(Request): Will you transcribe all the entries word for word, skipping the pictures they hold?

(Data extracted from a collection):
──────────────────────────────

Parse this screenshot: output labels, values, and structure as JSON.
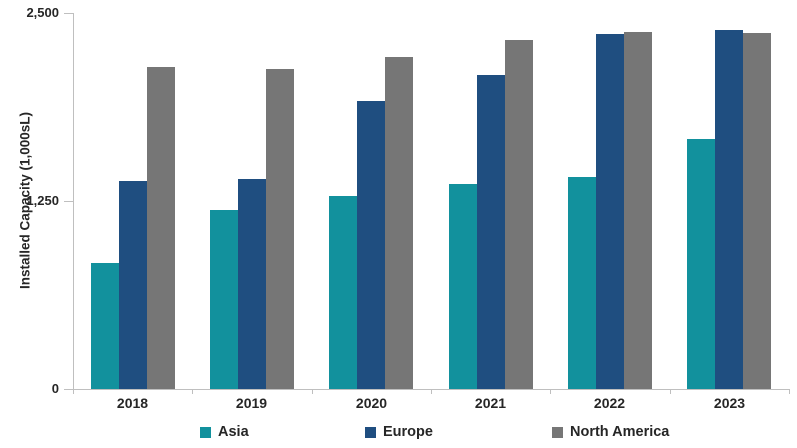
{
  "chart_data": {
    "type": "bar",
    "title": "",
    "xlabel": "",
    "ylabel": "Installed Capacity (1,000sL)",
    "categories": [
      "2018",
      "2019",
      "2020",
      "2021",
      "2022",
      "2023"
    ],
    "series": [
      {
        "name": "Asia",
        "color": "#12919D",
        "values": [
          840,
          1190,
          1285,
          1365,
          1410,
          1665
        ]
      },
      {
        "name": "Europe",
        "color": "#1F4E80",
        "values": [
          1385,
          1395,
          1915,
          2090,
          2360,
          2390
        ]
      },
      {
        "name": "North America",
        "color": "#767676",
        "values": [
          2140,
          2130,
          2210,
          2320,
          2375,
          2365
        ]
      }
    ],
    "ylim": [
      0,
      2500
    ],
    "yticks": [
      {
        "value": 0,
        "label": "0"
      },
      {
        "value": 1250,
        "label": "1,250"
      },
      {
        "value": 2500,
        "label": "2,500"
      }
    ],
    "grid": false,
    "legend_position": "bottom",
    "axis_color": "#BFBFBF",
    "text_color": "#262626"
  }
}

──────────────────────────────

(Result below):
Parse this screenshot: output labels, values, and structure as JSON.
{
  "chart_data": {
    "type": "bar",
    "title": "",
    "xlabel": "",
    "ylabel": "Installed Capacity (1,000sL)",
    "categories": [
      "2018",
      "2019",
      "2020",
      "2021",
      "2022",
      "2023"
    ],
    "series": [
      {
        "name": "Asia",
        "color": "#12919D",
        "values": [
          840,
          1190,
          1285,
          1365,
          1410,
          1665
        ]
      },
      {
        "name": "Europe",
        "color": "#1F4E80",
        "values": [
          1385,
          1395,
          1915,
          2090,
          2360,
          2390
        ]
      },
      {
        "name": "North America",
        "color": "#767676",
        "values": [
          2140,
          2130,
          2210,
          2320,
          2375,
          2365
        ]
      }
    ],
    "ylim": [
      0,
      2500
    ],
    "yticks": [
      {
        "value": 0,
        "label": "0"
      },
      {
        "value": 1250,
        "label": "1,250"
      },
      {
        "value": 2500,
        "label": "2,500"
      }
    ],
    "grid": false,
    "legend_position": "bottom",
    "axis_color": "#BFBFBF",
    "text_color": "#262626"
  }
}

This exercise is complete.